*** SOURCE DATA

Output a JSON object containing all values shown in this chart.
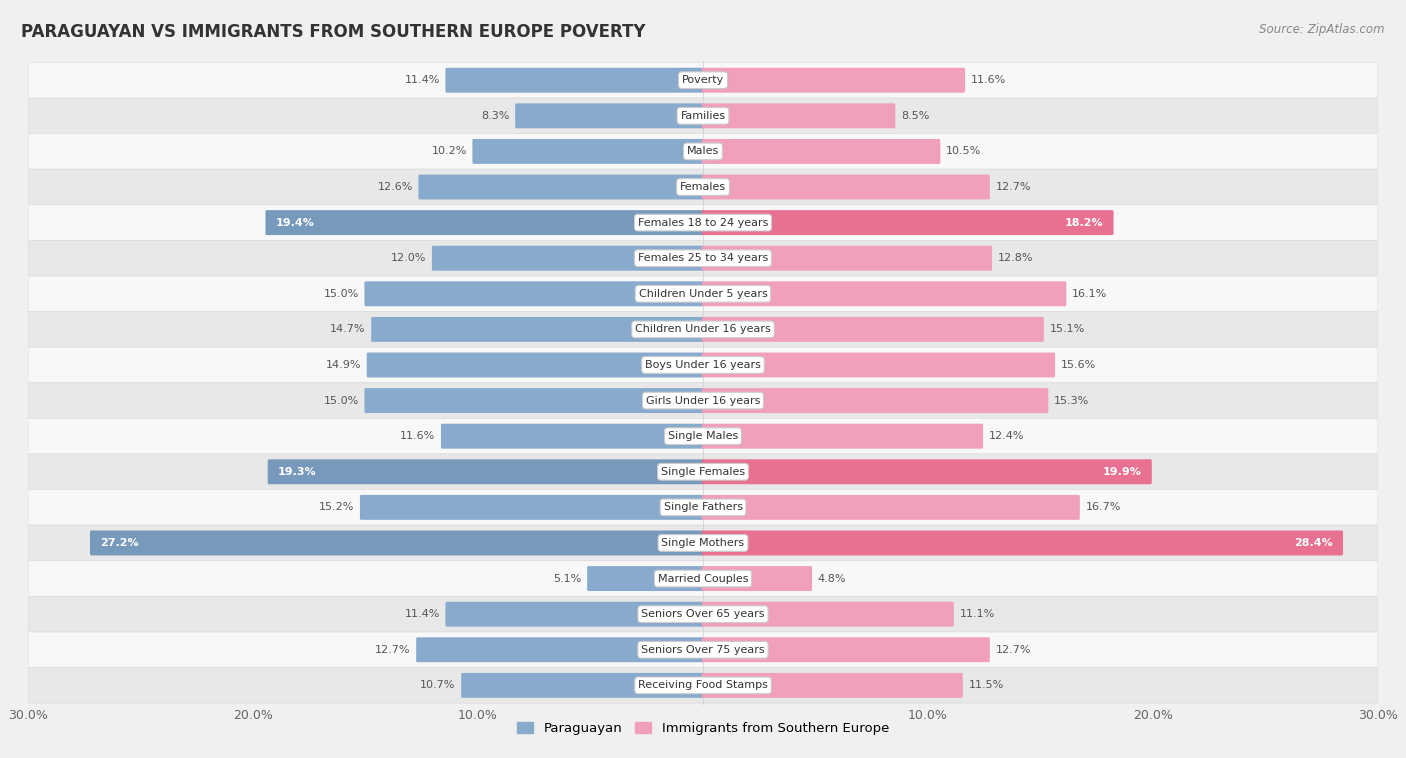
{
  "title": "PARAGUAYAN VS IMMIGRANTS FROM SOUTHERN EUROPE POVERTY",
  "source": "Source: ZipAtlas.com",
  "categories": [
    "Poverty",
    "Families",
    "Males",
    "Females",
    "Females 18 to 24 years",
    "Females 25 to 34 years",
    "Children Under 5 years",
    "Children Under 16 years",
    "Boys Under 16 years",
    "Girls Under 16 years",
    "Single Males",
    "Single Females",
    "Single Fathers",
    "Single Mothers",
    "Married Couples",
    "Seniors Over 65 years",
    "Seniors Over 75 years",
    "Receiving Food Stamps"
  ],
  "paraguayan": [
    11.4,
    8.3,
    10.2,
    12.6,
    19.4,
    12.0,
    15.0,
    14.7,
    14.9,
    15.0,
    11.6,
    19.3,
    15.2,
    27.2,
    5.1,
    11.4,
    12.7,
    10.7
  ],
  "immigrants": [
    11.6,
    8.5,
    10.5,
    12.7,
    18.2,
    12.8,
    16.1,
    15.1,
    15.6,
    15.3,
    12.4,
    19.9,
    16.7,
    28.4,
    4.8,
    11.1,
    12.7,
    11.5
  ],
  "blue_color": "#88aacc",
  "pink_color": "#f0a0b8",
  "blue_highlight": "#7799bb",
  "pink_highlight": "#e87090",
  "bg_color": "#f0f0f0",
  "row_bg_light": "#f8f8f8",
  "row_bg_dark": "#e8e8e8",
  "row_border": "#dddddd",
  "xlim": 30.0,
  "highlight_threshold": 17.0,
  "label_paraguayan": "Paraguayan",
  "label_immigrants": "Immigrants from Southern Europe",
  "center_label_bg": "#ffffff",
  "center_label_color": "#333333",
  "value_color_normal": "#555555",
  "value_color_highlight": "#ffffff"
}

******

* _REQUIREMENTS_:
Which lines hold the string "Females"? List them all.

* _SOLUTION FOR THIS TASK_:
    "Females",
    "Females 18 to 24 years",
    "Females 25 to 34 years",
    "Single Females",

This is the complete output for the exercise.